_INSTRUCTION_:
Determine how many lines contain the string "παράθυρο". Respond with that number and nothing more.

*** EXCERPTED RECORDS ***

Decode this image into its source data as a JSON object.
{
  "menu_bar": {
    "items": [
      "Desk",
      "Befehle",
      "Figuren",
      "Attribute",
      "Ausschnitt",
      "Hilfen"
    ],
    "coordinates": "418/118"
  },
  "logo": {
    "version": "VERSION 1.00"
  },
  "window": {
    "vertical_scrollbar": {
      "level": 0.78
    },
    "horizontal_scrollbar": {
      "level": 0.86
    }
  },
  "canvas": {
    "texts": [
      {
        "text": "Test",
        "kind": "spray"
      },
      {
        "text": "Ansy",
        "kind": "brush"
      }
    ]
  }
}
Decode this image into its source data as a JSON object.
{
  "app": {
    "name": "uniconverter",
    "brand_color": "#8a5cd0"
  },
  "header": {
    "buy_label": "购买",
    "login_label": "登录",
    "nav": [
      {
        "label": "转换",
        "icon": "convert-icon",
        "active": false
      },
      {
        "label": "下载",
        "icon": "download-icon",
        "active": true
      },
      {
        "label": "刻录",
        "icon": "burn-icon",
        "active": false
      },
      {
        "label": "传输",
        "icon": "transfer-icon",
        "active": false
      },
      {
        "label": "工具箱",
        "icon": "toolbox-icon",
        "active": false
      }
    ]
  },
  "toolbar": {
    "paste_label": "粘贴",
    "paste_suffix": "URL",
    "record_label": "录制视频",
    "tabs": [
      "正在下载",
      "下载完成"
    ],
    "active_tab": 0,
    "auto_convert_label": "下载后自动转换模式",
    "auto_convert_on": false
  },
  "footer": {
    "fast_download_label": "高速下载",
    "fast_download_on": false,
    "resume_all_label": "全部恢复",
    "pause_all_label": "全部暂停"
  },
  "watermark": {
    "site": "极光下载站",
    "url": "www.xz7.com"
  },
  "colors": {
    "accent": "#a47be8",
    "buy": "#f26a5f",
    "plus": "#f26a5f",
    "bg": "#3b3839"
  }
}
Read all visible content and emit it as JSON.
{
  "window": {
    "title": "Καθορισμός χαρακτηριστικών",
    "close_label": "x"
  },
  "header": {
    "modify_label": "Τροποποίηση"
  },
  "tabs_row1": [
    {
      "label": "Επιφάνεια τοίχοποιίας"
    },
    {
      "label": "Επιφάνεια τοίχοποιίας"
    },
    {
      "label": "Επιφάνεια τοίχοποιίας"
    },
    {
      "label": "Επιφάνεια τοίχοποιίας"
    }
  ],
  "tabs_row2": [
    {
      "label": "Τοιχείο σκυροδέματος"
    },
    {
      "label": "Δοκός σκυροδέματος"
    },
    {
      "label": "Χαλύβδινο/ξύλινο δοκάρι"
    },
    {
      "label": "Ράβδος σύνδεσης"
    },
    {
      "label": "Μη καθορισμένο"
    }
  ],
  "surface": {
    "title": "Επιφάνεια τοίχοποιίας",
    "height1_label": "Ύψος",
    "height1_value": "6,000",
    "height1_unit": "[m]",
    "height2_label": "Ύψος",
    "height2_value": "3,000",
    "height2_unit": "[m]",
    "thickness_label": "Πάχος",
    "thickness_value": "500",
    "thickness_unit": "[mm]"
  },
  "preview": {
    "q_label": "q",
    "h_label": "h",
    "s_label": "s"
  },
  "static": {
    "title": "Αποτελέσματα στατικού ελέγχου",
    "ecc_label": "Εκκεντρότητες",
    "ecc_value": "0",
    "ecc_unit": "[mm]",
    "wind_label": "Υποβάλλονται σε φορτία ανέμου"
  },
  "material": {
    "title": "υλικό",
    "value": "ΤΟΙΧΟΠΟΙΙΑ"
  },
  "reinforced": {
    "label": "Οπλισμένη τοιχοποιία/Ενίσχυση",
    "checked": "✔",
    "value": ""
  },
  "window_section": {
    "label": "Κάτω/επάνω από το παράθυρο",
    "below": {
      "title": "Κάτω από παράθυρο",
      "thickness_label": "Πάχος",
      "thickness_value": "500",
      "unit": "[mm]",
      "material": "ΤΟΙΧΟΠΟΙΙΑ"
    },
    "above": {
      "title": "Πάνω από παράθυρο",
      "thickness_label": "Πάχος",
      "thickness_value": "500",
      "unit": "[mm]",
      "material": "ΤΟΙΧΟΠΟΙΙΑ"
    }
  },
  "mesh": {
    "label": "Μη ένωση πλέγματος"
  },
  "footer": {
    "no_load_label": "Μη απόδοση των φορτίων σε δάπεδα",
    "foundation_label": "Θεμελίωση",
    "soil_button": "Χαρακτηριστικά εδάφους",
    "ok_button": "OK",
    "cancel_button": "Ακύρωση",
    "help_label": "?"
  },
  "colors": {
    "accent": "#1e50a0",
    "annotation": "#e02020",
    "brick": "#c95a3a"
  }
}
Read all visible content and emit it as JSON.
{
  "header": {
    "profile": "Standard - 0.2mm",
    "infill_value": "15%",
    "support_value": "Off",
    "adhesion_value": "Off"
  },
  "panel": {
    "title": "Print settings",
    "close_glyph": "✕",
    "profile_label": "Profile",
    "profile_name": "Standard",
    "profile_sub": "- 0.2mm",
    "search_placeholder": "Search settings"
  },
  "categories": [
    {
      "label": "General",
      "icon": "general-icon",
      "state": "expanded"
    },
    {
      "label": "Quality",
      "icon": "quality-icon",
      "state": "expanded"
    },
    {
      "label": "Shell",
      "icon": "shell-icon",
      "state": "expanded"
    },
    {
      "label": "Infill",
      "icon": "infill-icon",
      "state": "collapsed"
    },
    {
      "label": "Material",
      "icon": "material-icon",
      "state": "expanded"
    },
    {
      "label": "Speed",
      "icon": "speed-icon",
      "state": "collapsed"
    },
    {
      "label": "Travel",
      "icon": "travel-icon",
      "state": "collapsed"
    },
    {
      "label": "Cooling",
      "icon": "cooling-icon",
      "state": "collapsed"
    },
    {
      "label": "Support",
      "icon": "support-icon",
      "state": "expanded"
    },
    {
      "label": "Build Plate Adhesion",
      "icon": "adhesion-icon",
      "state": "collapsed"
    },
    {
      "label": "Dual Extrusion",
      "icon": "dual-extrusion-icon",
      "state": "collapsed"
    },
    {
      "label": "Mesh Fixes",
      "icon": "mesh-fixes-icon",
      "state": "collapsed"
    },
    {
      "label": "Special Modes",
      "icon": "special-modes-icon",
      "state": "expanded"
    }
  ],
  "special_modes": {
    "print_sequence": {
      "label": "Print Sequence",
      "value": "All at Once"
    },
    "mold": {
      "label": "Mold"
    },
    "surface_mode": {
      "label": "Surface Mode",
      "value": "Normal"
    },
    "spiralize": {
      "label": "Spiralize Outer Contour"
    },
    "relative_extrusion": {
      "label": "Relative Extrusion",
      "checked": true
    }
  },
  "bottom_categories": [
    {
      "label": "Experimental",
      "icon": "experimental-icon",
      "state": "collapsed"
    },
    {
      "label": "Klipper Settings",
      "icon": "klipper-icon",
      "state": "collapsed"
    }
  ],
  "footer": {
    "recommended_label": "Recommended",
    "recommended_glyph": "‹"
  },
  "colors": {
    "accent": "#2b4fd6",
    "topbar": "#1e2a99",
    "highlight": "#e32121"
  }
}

***

_ANSWER_:
3